#### [PROVIDED RECORDS]
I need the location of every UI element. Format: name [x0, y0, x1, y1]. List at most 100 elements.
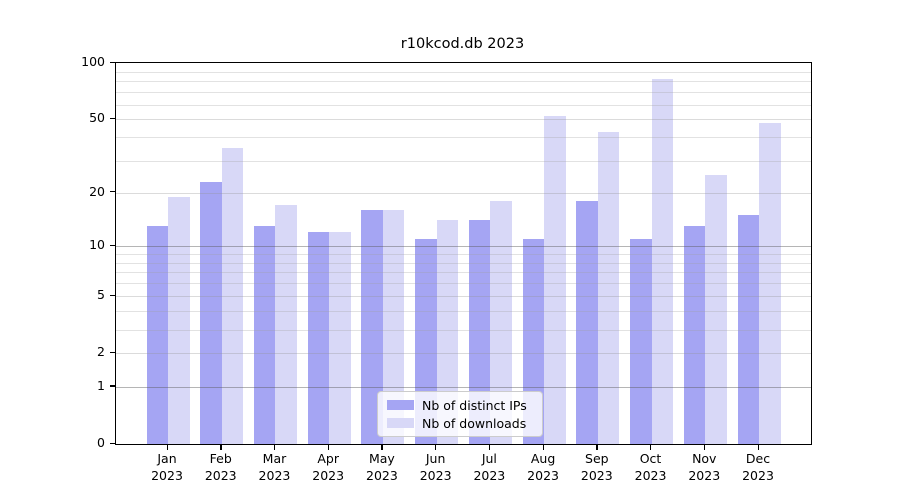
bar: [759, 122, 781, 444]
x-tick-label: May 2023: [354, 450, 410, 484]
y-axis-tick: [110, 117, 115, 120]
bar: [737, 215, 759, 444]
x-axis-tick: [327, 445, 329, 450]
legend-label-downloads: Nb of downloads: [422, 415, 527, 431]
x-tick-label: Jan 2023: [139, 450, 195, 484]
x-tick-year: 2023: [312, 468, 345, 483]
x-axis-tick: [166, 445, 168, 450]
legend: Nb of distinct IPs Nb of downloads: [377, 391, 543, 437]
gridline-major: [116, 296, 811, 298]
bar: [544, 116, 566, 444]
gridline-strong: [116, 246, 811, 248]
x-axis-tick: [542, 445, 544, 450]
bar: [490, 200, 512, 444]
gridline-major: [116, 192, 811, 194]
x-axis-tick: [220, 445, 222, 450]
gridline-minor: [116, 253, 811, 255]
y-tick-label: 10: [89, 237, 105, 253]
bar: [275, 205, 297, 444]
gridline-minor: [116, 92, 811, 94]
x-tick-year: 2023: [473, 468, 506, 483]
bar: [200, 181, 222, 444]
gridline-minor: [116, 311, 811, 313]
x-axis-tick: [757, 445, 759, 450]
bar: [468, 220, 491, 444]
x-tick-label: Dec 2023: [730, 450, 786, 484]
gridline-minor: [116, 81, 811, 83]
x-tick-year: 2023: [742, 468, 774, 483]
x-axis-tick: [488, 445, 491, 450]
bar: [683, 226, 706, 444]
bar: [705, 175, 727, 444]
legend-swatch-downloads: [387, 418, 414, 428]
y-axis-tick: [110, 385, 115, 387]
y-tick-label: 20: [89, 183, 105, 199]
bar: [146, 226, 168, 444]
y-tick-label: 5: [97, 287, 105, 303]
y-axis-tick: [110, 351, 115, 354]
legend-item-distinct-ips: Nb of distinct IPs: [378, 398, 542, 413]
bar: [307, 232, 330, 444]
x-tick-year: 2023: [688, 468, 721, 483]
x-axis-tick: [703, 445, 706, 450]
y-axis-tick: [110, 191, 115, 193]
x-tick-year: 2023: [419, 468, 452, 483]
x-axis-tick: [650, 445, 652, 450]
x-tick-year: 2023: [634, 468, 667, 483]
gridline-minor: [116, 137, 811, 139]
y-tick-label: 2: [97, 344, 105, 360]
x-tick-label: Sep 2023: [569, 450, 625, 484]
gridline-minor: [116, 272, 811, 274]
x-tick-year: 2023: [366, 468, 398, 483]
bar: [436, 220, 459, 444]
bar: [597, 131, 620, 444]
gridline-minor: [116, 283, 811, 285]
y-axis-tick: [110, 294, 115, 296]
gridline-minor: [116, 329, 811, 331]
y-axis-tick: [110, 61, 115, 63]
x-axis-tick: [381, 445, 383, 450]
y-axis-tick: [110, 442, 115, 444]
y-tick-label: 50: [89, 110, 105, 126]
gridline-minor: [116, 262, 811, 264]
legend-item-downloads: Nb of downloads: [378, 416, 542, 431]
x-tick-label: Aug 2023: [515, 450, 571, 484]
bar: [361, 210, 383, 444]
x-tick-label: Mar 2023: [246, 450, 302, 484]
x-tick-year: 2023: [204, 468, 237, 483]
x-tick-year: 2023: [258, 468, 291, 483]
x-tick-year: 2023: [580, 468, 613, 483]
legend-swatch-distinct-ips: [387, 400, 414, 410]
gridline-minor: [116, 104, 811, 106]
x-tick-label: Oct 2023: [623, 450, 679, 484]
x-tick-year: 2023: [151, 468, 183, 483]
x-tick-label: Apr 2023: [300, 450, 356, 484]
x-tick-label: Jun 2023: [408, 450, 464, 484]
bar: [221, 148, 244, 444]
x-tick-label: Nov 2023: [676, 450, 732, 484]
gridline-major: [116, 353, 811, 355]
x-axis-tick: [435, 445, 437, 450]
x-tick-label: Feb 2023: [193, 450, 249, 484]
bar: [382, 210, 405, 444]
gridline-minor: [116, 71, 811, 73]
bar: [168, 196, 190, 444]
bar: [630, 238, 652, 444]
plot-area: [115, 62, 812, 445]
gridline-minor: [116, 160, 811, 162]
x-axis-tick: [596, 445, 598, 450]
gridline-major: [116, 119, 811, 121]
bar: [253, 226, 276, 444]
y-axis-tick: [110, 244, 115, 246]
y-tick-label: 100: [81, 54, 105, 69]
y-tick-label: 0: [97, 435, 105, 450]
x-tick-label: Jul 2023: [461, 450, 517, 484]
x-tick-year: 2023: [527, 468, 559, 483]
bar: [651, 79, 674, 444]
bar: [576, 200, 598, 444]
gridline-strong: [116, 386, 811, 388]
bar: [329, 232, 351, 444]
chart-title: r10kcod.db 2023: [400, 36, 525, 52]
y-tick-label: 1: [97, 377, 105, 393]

---

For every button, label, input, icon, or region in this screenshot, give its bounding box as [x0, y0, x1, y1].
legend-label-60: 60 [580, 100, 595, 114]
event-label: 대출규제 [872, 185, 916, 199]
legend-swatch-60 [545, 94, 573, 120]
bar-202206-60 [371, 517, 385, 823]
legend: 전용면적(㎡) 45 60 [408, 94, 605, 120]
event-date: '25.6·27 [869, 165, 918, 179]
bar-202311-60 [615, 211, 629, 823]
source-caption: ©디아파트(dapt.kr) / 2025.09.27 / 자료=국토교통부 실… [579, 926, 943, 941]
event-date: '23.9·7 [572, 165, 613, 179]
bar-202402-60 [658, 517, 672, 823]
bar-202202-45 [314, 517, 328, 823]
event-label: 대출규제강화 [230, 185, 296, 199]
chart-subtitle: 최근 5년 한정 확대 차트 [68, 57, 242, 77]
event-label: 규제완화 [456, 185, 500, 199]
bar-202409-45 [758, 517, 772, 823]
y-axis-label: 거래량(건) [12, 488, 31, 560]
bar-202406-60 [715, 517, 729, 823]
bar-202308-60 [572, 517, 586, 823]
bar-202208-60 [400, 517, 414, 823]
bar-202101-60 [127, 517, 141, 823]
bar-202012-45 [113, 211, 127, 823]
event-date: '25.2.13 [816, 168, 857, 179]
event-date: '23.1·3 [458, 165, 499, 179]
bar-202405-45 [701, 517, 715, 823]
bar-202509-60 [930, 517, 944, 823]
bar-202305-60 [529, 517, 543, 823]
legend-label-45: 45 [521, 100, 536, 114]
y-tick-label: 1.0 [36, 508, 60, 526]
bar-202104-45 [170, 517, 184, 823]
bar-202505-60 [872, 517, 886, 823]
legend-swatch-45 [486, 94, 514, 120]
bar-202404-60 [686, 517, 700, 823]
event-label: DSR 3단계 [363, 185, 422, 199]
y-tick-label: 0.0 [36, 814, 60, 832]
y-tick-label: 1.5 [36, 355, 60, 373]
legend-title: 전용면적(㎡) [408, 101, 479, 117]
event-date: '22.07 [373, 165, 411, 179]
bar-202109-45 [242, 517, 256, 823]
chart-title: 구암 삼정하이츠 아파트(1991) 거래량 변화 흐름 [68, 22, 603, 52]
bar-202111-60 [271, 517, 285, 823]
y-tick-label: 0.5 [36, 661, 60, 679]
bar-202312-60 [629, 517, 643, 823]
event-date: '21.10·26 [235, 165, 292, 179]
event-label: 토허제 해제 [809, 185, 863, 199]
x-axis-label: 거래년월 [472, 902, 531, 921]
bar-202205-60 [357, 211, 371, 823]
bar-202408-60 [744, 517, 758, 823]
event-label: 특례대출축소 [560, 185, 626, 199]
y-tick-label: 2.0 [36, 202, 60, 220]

...

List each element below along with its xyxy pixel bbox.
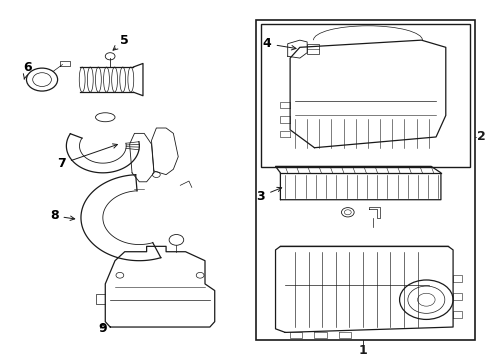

#### [STATED EXERCISE]
Convert the stretch from the line that contains "I need the location" through the line that contains "x-axis-tick: [166, 445, 168, 450]" into a numbered list, with blank lines omitted and pictures left out.

#### [WRITTEN ANSWER]
1. I need the location of every UI element. Format: name [x0, y0, x1, y1]. List at most 100 elements.
2. bar: [759, 122, 781, 444]
3. x-tick-label: May 2023: [354, 450, 410, 484]
4. y-axis-tick: [110, 117, 115, 120]
5. bar: [737, 215, 759, 444]
6. x-axis-tick: [327, 445, 329, 450]
7. legend-label-downloads: Nb of downloads: [422, 415, 527, 431]
8. x-tick-label: Jan 2023: [139, 450, 195, 484]
9. x-tick-year: 2023: [312, 468, 345, 483]
10. x-axis-tick: [166, 445, 168, 450]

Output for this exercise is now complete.